*Extracted data entries*.
========================================
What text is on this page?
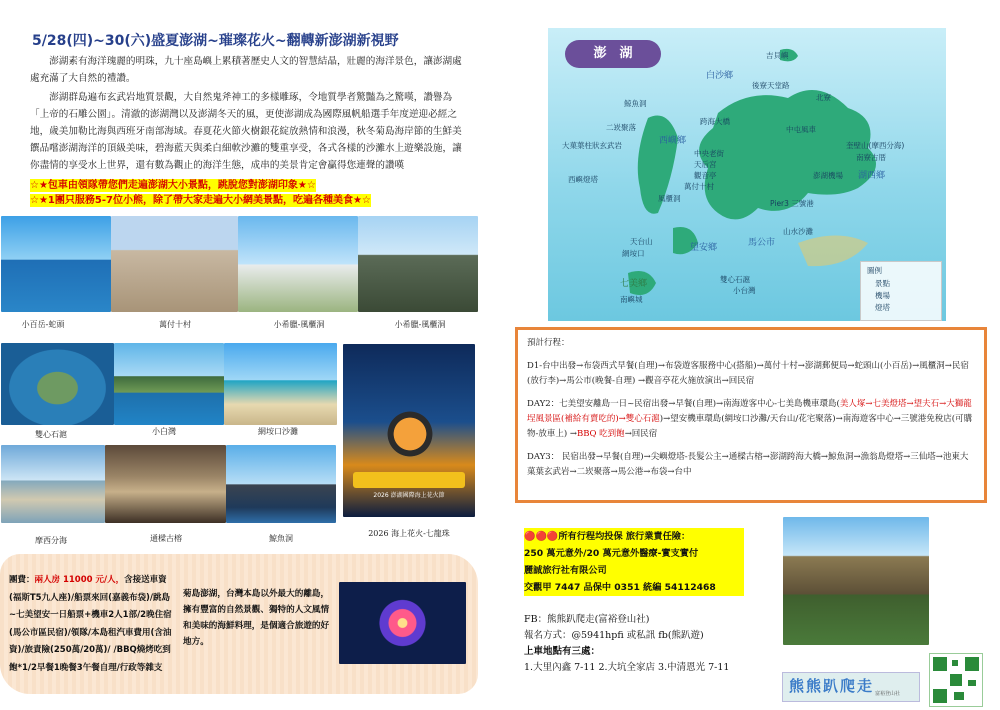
5/28(四)~30(六)盛夏澎湖~璀璨花火~翻轉新澎湖新視野
澎湖素有海洋瑰麗的明珠，九十座島嶼上累積著歷史人文的智慧結晶，壯麗的海洋景色，讓澎湖處處充滿了大自然的禮讚。
澎湖群島遍布玄武岩地質景觀，大自然鬼斧神工的多樣雕琢，令地質學者驚豔為之驚嘆，讚譽為「上帝的石雕公園」。清澈的澎湖灣以及澎湖冬天的風，更使澎湖成為國際風帆船選手年度逆迎必經之地，歲美加勒比海與西班牙南部海域。春夏花火節火樹銀花綻放熱情和浪漫，秋冬菊島海岸節的生鮮美饌品嚐澎湖海洋的頂級美味，碧海藍天與柔白細軟沙灘的雙重享受，各式各樣的沙灘水上遊樂設施，讓你盡情的享受水上世界，還有數為觀止的海洋生態，成串的美景肯定會贏得您連聲的讚嘆
☆★包車由領隊帶您們走遍澎湖大小景點，跳脫您對澎湖印象★☆
☆★1團只服務5-7位小熊，除了帶大家走遍大小網美景點，吃遍各種美食★☆
小百岳-蛇頭	萬付十村	小希臘-風櫃洞	小希臘-風櫃洞
雙心石滬	小白灣	網垵口沙灘
摩西分海	通樑古榕	鯨魚洞
2026 澎湖國際海上花火節
2026 海上花火-七龍珠
澎　湖
白沙鄉
西嶼鄉
湖西鄉
馬公市
望安鄉
七美鄉
吉貝嶼
後寮天堂路
北寮
中屯風車
奎壁山(摩西分海)
南寮古厝
澎湖機場
Pier3 三號港
山水沙灘
小台灣
雙心石滬
鯨魚洞
二崁聚落
大菓葉柱狀玄武岩
西嶼燈塔
風櫃洞
天台山
網垵口
南嶼城
跨海大橋
中央老街
天后宮
觀音亭
萬付十村
圖例
景點
機場
燈塔
預計行程：
D1-台中出發→布袋西式早餐(自理)→布袋遊客服務中心(搭船)→萬付十村→澎湖郵便局→蛇頭山(小百岳)→風櫃洞→民宿(放行李)→馬公市(晚餐-自理) →觀音亭花火施放演出→回民宿
DAY2：七美望安離島一日~民宿出發→早餐(自理)→南海遊客中心-七美島機車環島(美人塚→七美燈塔→望夫石→大獅龍埕風景區(補給有賣吃的)→雙心石滬)→望安機車環島(網垵口沙灘/天台山/花宅聚落)→南海遊客中心→三號港免稅店(可購物-放車上) →BBQ 吃到飽→回民宿
DAY3： 民宿出發→早餐(自理)→尖嶼燈塔-長髮公主→通樑古榕→澎湖跨海大橋→鯨魚洞→漁翁島燈塔→三仙塔→池東大菓葉玄武岩→二崁聚落→馬公港→布袋→台中
🔴🔴🔴所有行程均投保 旅行業責任險：
250 萬元意外/20 萬元意外醫療-實支實付
麗誠旅行社有限公司
交觀甲 7447 品保中 0351 統編 54112468
FB：熊熊趴爬走(富裕登山社)
報名方式：@5941hpfi 或私訊 fb(熊趴遊)
上車地點有三處：
1.大里內鑫 7-11 2.大坑全家店 3.中清恩光 7-11
團費：兩人房 11000 元/人，含接送車資(福斯T5九人座)/船票來回(嘉義布袋)/跳島~七美望安一日船票+機車2人1部/2晚住宿(馬公市區民宿)/領隊/本島租汽車費用(含油資)/旅責險(250萬/20萬)/ /BBQ燒烤吃到飽*1/2早餐1晚餐3午餐自理/行政等雜支
菊島澎湖，台灣本島以外最大的離島，擁有豐富的自然景觀、獨特的人文風情和美味的海鮮料理，是個適合旅遊的好地方。
熊熊趴爬走 富裕登山社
========================================
*What the exercise asks*.
Output every entry word for word, but omit the pictures.

*Result of this exercise*.
What text is on this page?
5/28(四)~30(六)盛夏澎湖~璀璨花火~翻轉新澎湖新視野
澎湖素有海洋瑰麗的明珠，九十座島嶼上累積著歷史人文的智慧結晶，壯麗的海洋景色，讓澎湖處處充滿了大自然的禮讚。
澎湖群島遍布玄武岩地質景觀，大自然鬼斧神工的多樣雕琢，令地質學者驚豔為之驚嘆，讚譽為「上帝的石雕公園」。清澈的澎湖灣以及澎湖冬天的風，更使澎湖成為國際風帆船選手年度逆迎必經之地，歲美加勒比海與西班牙南部海域。春夏花火節火樹銀花綻放熱情和浪漫，秋冬菊島海岸節的生鮮美饌品嚐澎湖海洋的頂級美味，碧海藍天與柔白細軟沙灘的雙重享受，各式各樣的沙灘水上遊樂設施，讓你盡情的享受水上世界，還有數為觀止的海洋生態，成串的美景肯定會贏得您連聲的讚嘆
☆★包車由領隊帶您們走遍澎湖大小景點，跳脫您對澎湖印象★☆
☆★1團只服務5-7位小熊，除了帶大家走遍大小網美景點，吃遍各種美食★☆
小百岳-蛇頭	萬付十村	小希臘-風櫃洞	小希臘-風櫃洞
雙心石滬	小白灣	網垵口沙灘
摩西分海	通樑古榕	鯨魚洞
2026 澎湖國際海上花火節
2026 海上花火-七龍珠
澎　湖
白沙鄉
西嶼鄉
湖西鄉
馬公市
望安鄉
七美鄉
吉貝嶼
後寮天堂路
北寮
中屯風車
奎壁山(摩西分海)
南寮古厝
澎湖機場
Pier3 三號港
山水沙灘
小台灣
雙心石滬
鯨魚洞
二崁聚落
大菓葉柱狀玄武岩
西嶼燈塔
風櫃洞
天台山
網垵口
南嶼城
跨海大橋
中央老街
天后宮
觀音亭
萬付十村
圖例
景點
機場
燈塔
預計行程：
D1-台中出發→布袋西式早餐(自理)→布袋遊客服務中心(搭船)→萬付十村→澎湖郵便局→蛇頭山(小百岳)→風櫃洞→民宿(放行李)→馬公市(晚餐-自理) →觀音亭花火施放演出→回民宿
DAY2：七美望安離島一日~民宿出發→早餐(自理)→南海遊客中心-七美島機車環島(美人塚→七美燈塔→望夫石→大獅龍埕風景區(補給有賣吃的)→雙心石滬)→望安機車環島(網垵口沙灘/天台山/花宅聚落)→南海遊客中心→三號港免稅店(可購物-放車上) →BBQ 吃到飽→回民宿
DAY3： 民宿出發→早餐(自理)→尖嶼燈塔-長髮公主→通樑古榕→澎湖跨海大橋→鯨魚洞→漁翁島燈塔→三仙塔→池東大菓葉玄武岩→二崁聚落→馬公港→布袋→台中
🔴🔴🔴所有行程均投保 旅行業責任險：
250 萬元意外/20 萬元意外醫療-實支實付
麗誠旅行社有限公司
交觀甲 7447 品保中 0351 統編 54112468
FB：熊熊趴爬走(富裕登山社)
報名方式：@5941hpfi 或私訊 fb(熊趴遊)
上車地點有三處：
1.大里內鑫 7-11 2.大坑全家店 3.中清恩光 7-11
團費：兩人房 11000 元/人，含接送車資(福斯T5九人座)/船票來回(嘉義布袋)/跳島~七美望安一日船票+機車2人1部/2晚住宿(馬公市區民宿)/領隊/本島租汽車費用(含油資)/旅責險(250萬/20萬)/ /BBQ燒烤吃到飽*1/2早餐1晚餐3午餐自理/行政等雜支
菊島澎湖，台灣本島以外最大的離島，擁有豐富的自然景觀、獨特的人文風情和美味的海鮮料理，是個適合旅遊的好地方。
熊熊趴爬走 富裕登山社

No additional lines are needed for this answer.